◆ GIVEN TASK ◆
Copy each line that has the string "Bust" somewhere in it.

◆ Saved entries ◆
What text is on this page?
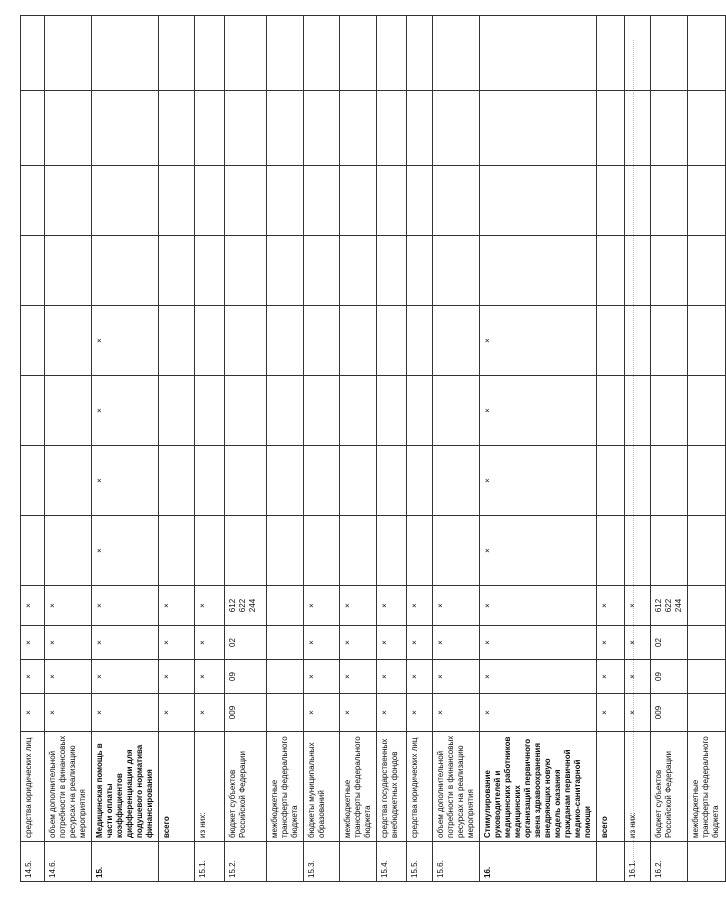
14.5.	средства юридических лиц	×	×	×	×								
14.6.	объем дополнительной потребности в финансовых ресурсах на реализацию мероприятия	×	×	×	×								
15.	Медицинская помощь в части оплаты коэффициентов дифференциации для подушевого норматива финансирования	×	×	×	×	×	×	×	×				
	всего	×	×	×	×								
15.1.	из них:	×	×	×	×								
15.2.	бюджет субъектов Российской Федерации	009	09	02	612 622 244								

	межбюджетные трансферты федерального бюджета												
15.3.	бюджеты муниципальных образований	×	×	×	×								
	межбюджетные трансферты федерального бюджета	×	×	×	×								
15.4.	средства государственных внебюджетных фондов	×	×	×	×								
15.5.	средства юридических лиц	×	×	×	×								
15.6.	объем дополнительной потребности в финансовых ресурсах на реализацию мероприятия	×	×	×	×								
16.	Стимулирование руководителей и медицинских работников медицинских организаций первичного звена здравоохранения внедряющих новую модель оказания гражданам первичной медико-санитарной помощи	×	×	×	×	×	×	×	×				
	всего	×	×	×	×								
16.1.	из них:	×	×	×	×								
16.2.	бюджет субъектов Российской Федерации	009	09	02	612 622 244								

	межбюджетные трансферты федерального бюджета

* * *

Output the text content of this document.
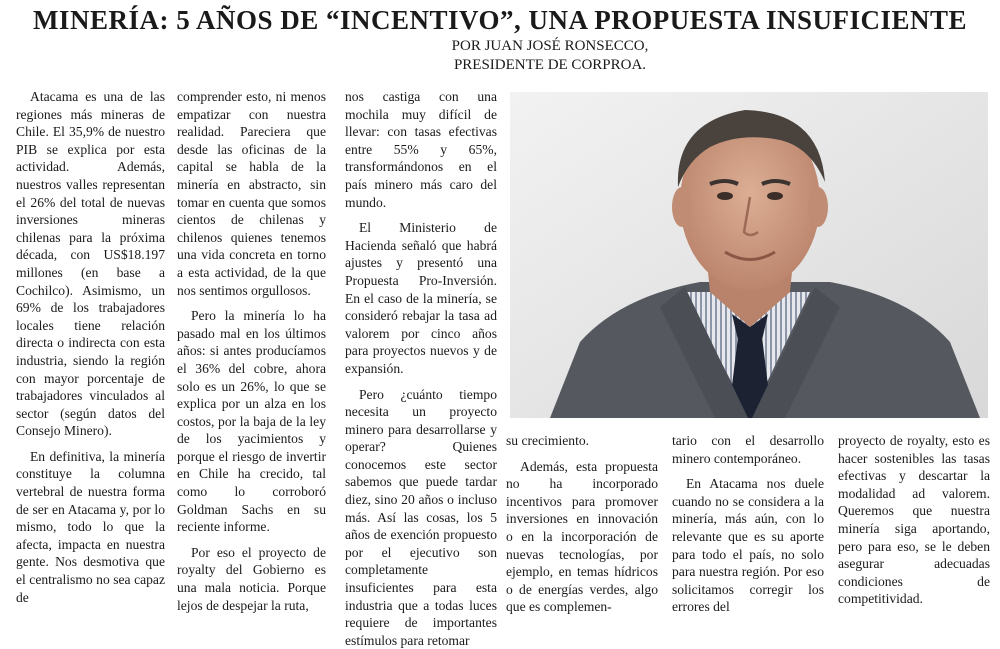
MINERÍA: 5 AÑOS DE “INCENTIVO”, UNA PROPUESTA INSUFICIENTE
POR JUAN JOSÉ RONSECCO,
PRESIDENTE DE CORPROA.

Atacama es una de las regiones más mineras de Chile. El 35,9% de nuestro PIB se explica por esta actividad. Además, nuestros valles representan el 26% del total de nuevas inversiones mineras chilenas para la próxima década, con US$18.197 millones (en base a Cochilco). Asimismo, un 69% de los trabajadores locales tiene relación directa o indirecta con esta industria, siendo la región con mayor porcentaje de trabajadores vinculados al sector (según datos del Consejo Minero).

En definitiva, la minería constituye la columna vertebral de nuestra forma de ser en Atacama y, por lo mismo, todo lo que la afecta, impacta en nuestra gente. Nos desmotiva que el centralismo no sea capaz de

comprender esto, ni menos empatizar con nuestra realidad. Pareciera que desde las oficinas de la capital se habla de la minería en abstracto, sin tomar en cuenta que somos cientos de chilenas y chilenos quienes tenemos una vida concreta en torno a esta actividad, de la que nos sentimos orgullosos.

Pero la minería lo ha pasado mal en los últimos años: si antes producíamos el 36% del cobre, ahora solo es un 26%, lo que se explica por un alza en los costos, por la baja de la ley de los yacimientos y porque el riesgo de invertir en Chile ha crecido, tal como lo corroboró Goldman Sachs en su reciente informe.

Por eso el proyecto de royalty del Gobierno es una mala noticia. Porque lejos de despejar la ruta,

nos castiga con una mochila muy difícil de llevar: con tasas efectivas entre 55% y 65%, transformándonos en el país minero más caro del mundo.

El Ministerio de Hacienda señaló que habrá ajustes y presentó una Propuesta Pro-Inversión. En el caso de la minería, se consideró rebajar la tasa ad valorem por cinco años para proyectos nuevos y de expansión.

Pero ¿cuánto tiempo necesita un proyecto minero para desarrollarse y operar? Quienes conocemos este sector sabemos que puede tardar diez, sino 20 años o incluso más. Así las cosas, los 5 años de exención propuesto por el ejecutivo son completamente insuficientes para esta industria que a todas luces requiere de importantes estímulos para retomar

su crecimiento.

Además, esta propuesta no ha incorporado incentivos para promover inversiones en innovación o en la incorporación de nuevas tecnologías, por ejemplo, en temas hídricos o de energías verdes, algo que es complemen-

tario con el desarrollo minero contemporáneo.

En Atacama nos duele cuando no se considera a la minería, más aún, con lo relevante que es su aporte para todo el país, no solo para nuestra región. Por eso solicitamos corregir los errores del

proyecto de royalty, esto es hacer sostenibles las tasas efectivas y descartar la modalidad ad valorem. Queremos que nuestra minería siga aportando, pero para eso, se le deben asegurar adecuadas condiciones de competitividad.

==

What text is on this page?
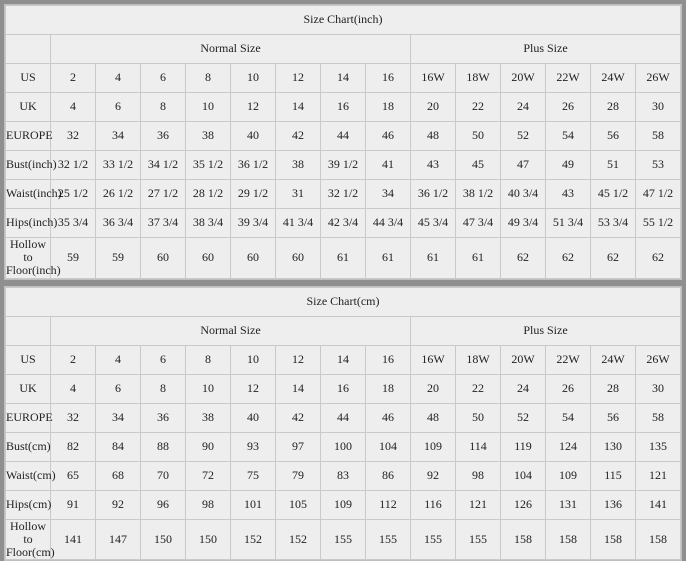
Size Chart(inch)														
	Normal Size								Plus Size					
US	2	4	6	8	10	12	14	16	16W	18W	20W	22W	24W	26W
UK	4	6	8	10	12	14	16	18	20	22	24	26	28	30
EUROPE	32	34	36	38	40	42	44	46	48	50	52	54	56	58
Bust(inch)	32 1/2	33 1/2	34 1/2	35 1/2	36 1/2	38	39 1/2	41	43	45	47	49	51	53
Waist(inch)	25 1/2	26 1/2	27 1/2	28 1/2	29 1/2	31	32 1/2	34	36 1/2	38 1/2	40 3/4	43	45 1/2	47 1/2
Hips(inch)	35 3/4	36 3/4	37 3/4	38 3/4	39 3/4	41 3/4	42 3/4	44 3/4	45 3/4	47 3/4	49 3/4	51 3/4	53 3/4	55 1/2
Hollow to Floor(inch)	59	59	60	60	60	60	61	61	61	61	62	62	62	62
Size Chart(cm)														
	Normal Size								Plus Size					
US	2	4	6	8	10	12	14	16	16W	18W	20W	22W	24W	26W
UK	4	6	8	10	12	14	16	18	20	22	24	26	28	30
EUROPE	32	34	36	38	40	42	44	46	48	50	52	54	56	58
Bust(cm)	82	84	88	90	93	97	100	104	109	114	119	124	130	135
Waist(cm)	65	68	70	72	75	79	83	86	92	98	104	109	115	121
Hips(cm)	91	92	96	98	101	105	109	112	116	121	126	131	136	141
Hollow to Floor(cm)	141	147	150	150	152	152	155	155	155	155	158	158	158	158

◆ SOLVED PROBLEM ◆
Bust(inch)	32 1/2	33 1/2	34 1/2	35 1/2	36 1/2	38	39 1/2	41	43	45	47	49	51	53
Bust(cm)	82	84	88	90	93	97	100	104	109	114	119	124	130	135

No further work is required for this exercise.